# EXERCISE INSTRUCTIONS:
Extract, from the listing that follows, each line containing the word "name".

# DATA TO USE:
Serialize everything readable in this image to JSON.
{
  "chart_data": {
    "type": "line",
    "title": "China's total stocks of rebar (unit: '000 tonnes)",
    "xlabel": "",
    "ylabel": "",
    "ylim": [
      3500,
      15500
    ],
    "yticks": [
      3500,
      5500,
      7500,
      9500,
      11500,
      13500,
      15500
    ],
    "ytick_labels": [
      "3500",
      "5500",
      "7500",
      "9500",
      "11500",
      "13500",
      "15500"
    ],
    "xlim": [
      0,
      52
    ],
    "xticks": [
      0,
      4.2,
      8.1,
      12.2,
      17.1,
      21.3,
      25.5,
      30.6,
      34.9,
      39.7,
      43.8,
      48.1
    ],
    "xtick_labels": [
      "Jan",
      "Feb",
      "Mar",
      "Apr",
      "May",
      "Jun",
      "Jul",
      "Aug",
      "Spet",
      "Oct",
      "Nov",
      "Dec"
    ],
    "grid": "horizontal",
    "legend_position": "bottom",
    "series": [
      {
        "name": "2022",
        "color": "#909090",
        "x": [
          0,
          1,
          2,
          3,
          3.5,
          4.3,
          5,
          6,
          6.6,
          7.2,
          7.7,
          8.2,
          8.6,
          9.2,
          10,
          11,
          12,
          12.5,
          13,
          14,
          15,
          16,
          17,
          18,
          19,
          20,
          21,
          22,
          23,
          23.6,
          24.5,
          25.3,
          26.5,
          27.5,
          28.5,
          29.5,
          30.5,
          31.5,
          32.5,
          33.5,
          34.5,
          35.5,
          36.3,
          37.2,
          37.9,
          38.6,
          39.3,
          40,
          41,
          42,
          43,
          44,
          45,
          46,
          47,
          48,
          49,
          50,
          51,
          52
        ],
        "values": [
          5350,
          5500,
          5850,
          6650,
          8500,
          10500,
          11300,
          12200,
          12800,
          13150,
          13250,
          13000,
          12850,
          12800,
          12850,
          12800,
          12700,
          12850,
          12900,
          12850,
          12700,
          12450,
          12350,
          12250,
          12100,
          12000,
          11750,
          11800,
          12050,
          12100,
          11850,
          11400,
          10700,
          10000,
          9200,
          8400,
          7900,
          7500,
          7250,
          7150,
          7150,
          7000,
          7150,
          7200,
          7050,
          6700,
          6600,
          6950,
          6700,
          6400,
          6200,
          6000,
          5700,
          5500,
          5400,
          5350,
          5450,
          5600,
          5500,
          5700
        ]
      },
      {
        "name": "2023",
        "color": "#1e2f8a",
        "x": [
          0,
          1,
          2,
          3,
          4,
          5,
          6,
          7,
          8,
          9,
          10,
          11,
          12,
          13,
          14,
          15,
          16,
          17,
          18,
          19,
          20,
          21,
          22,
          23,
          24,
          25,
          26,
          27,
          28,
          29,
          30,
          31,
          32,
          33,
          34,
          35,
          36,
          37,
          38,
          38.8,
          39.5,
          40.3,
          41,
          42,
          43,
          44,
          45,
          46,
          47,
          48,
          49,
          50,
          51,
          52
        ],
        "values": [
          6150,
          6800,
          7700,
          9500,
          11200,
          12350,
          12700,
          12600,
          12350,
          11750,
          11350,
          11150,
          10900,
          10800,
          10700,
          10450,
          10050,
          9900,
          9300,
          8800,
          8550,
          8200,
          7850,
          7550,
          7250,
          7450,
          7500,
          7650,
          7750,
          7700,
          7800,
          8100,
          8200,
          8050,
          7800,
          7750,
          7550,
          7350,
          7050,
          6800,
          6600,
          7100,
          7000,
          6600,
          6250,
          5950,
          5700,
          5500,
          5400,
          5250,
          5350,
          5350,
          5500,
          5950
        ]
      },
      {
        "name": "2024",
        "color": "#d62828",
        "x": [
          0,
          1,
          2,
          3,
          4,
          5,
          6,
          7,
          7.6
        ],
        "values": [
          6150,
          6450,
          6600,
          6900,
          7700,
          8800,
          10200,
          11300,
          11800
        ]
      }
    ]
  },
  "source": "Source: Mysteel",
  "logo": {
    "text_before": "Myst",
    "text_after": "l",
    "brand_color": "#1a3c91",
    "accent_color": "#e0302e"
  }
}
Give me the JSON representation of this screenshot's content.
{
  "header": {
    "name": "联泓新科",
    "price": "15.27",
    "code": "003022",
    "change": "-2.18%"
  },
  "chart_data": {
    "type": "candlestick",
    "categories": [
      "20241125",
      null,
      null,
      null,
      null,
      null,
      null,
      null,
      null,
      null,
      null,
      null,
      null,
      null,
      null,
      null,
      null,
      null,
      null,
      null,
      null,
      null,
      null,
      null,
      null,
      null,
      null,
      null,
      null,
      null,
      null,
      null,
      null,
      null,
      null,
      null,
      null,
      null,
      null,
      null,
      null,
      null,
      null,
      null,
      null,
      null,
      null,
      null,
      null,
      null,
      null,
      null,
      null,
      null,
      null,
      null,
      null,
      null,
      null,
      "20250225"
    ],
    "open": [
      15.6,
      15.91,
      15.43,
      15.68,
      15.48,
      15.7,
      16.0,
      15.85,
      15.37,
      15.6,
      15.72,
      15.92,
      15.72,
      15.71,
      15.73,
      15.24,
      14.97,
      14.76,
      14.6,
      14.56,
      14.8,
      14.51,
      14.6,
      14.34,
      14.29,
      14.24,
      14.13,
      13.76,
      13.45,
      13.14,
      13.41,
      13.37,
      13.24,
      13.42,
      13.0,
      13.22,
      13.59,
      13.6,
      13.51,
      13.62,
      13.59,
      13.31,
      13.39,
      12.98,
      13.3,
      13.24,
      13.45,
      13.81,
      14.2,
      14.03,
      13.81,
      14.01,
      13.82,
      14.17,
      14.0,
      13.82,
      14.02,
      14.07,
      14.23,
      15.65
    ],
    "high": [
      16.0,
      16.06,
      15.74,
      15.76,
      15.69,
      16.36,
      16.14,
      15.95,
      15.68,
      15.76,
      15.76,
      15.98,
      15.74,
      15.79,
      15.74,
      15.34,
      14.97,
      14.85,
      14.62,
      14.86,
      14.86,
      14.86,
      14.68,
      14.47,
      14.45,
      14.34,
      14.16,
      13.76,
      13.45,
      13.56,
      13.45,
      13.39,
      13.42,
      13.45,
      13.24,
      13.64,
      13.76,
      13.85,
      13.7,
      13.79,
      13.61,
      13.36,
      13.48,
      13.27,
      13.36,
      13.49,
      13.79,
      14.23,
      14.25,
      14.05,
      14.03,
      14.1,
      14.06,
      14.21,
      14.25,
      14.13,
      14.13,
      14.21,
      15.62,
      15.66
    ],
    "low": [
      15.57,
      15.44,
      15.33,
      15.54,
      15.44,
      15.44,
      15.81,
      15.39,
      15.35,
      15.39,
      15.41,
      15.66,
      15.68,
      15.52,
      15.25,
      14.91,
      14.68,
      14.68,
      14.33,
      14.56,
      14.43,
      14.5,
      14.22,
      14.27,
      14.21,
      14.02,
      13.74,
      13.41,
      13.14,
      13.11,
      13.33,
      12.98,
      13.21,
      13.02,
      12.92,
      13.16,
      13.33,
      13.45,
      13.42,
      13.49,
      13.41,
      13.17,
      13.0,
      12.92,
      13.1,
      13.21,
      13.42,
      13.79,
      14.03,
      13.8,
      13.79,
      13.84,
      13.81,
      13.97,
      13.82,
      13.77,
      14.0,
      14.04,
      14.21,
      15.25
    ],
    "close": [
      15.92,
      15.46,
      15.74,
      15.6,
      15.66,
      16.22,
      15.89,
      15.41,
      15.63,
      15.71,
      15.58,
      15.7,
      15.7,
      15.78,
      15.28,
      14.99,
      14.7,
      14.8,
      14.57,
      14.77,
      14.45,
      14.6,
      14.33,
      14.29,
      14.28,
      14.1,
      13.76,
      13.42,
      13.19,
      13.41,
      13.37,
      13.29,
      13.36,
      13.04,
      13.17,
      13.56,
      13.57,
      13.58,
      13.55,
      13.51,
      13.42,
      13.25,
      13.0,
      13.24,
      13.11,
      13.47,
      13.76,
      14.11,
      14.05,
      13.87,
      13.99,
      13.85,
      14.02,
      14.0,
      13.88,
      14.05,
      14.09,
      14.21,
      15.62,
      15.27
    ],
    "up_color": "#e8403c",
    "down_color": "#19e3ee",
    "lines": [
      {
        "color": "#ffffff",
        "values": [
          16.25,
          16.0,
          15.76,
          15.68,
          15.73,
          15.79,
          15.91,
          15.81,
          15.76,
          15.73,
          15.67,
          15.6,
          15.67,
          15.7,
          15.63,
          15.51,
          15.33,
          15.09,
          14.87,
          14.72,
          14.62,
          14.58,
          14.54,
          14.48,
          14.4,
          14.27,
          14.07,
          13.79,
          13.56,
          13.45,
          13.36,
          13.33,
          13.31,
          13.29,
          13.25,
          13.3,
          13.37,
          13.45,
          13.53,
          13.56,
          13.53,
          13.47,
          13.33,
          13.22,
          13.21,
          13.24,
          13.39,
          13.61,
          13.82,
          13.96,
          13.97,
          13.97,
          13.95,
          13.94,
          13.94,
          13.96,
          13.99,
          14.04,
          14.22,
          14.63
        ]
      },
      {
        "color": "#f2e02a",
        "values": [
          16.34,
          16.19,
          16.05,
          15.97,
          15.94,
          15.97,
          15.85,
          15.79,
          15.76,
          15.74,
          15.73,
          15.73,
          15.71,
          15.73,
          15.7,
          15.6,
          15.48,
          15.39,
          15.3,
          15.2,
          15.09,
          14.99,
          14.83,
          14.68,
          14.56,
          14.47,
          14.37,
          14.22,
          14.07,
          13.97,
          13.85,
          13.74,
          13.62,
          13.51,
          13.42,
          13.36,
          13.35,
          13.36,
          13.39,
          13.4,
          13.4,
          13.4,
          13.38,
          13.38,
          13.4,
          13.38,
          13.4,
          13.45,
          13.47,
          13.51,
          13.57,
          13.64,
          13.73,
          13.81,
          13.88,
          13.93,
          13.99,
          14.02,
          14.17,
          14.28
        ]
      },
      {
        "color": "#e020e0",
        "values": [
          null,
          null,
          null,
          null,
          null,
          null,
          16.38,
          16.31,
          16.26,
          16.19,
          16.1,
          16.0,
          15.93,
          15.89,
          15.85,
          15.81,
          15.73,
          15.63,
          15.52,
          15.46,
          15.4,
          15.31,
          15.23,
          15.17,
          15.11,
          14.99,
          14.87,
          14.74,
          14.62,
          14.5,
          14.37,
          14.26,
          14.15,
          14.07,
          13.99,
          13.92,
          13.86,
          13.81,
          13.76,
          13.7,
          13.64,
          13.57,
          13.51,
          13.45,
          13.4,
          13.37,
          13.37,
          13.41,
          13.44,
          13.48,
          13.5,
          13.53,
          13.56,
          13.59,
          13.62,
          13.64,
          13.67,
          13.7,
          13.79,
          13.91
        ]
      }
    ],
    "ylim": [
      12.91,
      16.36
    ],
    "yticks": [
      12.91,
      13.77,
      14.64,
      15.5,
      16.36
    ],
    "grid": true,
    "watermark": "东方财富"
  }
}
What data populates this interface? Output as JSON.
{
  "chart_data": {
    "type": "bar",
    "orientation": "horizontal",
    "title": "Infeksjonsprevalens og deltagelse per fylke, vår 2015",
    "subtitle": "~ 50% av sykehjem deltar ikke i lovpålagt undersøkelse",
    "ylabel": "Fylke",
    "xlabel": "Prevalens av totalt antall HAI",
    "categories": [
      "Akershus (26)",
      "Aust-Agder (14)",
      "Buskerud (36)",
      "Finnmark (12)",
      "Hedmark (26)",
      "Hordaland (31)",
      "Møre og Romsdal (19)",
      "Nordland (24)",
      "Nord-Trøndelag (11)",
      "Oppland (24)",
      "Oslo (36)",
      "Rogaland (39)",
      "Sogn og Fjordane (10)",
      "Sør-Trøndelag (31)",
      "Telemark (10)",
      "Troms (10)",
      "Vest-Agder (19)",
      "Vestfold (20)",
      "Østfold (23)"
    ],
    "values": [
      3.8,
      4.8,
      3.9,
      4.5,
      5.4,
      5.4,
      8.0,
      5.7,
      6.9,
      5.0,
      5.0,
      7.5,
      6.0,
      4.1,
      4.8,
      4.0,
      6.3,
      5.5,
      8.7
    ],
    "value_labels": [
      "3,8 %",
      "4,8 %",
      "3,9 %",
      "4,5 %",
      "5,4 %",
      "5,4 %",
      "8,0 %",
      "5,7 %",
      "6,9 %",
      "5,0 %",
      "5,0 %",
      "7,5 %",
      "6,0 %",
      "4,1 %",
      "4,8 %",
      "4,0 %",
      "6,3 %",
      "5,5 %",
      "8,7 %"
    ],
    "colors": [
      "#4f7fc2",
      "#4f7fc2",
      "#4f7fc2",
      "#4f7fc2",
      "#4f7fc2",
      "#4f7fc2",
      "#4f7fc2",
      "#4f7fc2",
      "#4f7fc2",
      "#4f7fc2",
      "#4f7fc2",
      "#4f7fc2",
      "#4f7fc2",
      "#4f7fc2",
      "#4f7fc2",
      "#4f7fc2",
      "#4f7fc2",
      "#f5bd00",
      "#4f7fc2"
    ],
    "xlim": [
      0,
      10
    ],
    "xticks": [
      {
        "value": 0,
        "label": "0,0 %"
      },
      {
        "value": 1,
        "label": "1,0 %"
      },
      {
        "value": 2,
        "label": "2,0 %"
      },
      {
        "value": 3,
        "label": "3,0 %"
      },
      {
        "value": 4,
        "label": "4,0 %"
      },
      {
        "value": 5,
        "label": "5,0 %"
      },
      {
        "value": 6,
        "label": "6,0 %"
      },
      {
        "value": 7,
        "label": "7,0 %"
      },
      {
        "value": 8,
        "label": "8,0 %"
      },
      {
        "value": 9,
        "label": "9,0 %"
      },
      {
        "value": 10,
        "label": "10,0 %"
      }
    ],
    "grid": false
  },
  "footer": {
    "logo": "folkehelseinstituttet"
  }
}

# SOLUTION BELOW:
        "name": "2022",
        "name": "2023",
        "name": "2024",
    "name": "联泓新科",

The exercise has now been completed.